Goal of the exercise: Please quote the material exactly, every line of it.

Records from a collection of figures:

|---|

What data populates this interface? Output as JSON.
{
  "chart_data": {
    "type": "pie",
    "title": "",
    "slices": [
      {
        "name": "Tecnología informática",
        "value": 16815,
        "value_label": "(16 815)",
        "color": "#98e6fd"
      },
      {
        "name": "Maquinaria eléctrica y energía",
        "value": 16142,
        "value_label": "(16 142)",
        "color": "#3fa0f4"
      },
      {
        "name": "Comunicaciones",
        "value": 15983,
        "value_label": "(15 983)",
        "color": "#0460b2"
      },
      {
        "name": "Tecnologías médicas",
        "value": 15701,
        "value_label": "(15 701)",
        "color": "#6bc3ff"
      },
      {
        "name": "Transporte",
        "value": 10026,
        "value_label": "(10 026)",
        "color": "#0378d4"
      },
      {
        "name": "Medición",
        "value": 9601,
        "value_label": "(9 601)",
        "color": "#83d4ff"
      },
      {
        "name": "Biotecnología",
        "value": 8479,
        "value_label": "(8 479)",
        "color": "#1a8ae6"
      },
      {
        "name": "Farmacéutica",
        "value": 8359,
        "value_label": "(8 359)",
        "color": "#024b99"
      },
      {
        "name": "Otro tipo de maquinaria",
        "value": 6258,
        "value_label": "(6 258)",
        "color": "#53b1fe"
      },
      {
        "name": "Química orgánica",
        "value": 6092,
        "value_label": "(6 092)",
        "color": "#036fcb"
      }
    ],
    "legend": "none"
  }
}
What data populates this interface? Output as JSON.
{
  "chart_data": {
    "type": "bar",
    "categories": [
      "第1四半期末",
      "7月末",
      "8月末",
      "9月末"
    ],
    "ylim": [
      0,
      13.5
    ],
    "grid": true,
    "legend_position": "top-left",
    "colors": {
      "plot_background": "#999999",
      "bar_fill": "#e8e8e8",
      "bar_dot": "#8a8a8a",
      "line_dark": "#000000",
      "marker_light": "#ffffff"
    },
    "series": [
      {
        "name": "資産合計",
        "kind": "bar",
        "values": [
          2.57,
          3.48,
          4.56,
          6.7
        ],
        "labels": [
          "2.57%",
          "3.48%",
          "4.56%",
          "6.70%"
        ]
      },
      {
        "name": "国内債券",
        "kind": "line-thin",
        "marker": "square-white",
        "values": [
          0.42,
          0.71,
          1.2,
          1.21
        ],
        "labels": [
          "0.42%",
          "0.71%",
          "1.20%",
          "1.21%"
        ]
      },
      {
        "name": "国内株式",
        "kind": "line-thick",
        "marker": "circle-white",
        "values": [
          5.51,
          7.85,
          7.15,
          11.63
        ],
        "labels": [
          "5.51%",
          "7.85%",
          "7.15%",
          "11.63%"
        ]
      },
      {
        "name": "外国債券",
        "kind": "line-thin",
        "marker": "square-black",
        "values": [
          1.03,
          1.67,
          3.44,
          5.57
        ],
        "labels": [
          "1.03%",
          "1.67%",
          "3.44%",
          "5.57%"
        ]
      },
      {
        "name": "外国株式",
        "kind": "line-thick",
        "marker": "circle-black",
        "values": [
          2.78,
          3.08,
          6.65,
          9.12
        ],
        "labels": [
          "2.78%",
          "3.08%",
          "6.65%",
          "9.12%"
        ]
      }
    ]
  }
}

|---|

Complete answer:
What data populates this interface? Output as JSON.
{
  "chart_data": {
    "type": "pie",
    "title": "",
    "slices": [
      {
        "name": "Tecnología informática",
        "value": 16815,
        "value_label": "(16 815)",
        "color": "#98e6fd"
      },
      {
        "name": "Maquinaria eléctrica y energía",
        "value": 16142,
        "value_label": "(16 142)",
        "color": "#3fa0f4"
      },
      {
        "name": "Comunicaciones",
        "value": 15983,
        "value_label": "(15 983)",
        "color": "#0460b2"
      },
      {
        "name": "Tecnologías médicas",
        "value": 15701,
        "value_label": "(15 701)",
        "color": "#6bc3ff"
      },
      {
        "name": "Transporte",
        "value": 10026,
        "value_label": "(10 026)",
        "color": "#0378d4"
      },
      {
        "name": "Medición",
        "value": 9601,
        "value_label": "(9 601)",
        "color": "#83d4ff"
      },
      {
        "name": "Biotecnología",
        "value": 8479,
        "value_label": "(8 479)",
        "color": "#1a8ae6"
      },
      {
        "name": "Farmacéutica",
        "value": 8359,
        "value_label": "(8 359)",
        "color": "#024b99"
      },
      {
        "name": "Otro tipo de maquinaria",
        "value": 6258,
        "value_label": "(6 258)",
        "color": "#53b1fe"
      },
      {
        "name": "Química orgánica",
        "value": 6092,
        "value_label": "(6 092)",
        "color": "#036fcb"
      }
    ],
    "legend": "none"
  }
}
What data populates this interface? Output as JSON.
{
  "chart_data": {
    "type": "bar",
    "categories": [
      "第1四半期末",
      "7月末",
      "8月末",
      "9月末"
    ],
    "ylim": [
      0,
      13.5
    ],
    "grid": true,
    "legend_position": "top-left",
    "colors": {
      "plot_background": "#999999",
      "bar_fill": "#e8e8e8",
      "bar_dot": "#8a8a8a",
      "line_dark": "#000000",
      "marker_light": "#ffffff"
    },
    "series": [
      {
        "name": "資産合計",
        "kind": "bar",
        "values": [
          2.57,
          3.48,
          4.56,
          6.7
        ],
        "labels": [
          "2.57%",
          "3.48%",
          "4.56%",
          "6.70%"
        ]
      },
      {
        "name": "国内債券",
        "kind": "line-thin",
        "marker": "square-white",
        "values": [
          0.42,
          0.71,
          1.2,
          1.21
        ],
        "labels": [
          "0.42%",
          "0.71%",
          "1.20%",
          "1.21%"
        ]
      },
      {
        "name": "国内株式",
        "kind": "line-thick",
        "marker": "circle-white",
        "values": [
          5.51,
          7.85,
          7.15,
          11.63
        ],
        "labels": [
          "5.51%",
          "7.85%",
          "7.15%",
          "11.63%"
        ]
      },
      {
        "name": "外国債券",
        "kind": "line-thin",
        "marker": "square-black",
        "values": [
          1.03,
          1.67,
          3.44,
          5.57
        ],
        "labels": [
          "1.03%",
          "1.67%",
          "3.44%",
          "5.57%"
        ]
      },
      {
        "name": "外国株式",
        "kind": "line-thick",
        "marker": "circle-black",
        "values": [
          2.78,
          3.08,
          6.65,
          9.12
        ],
        "labels": [
          "2.78%",
          "3.08%",
          "6.65%",
          "9.12%"
        ]
      }
    ]
  }
}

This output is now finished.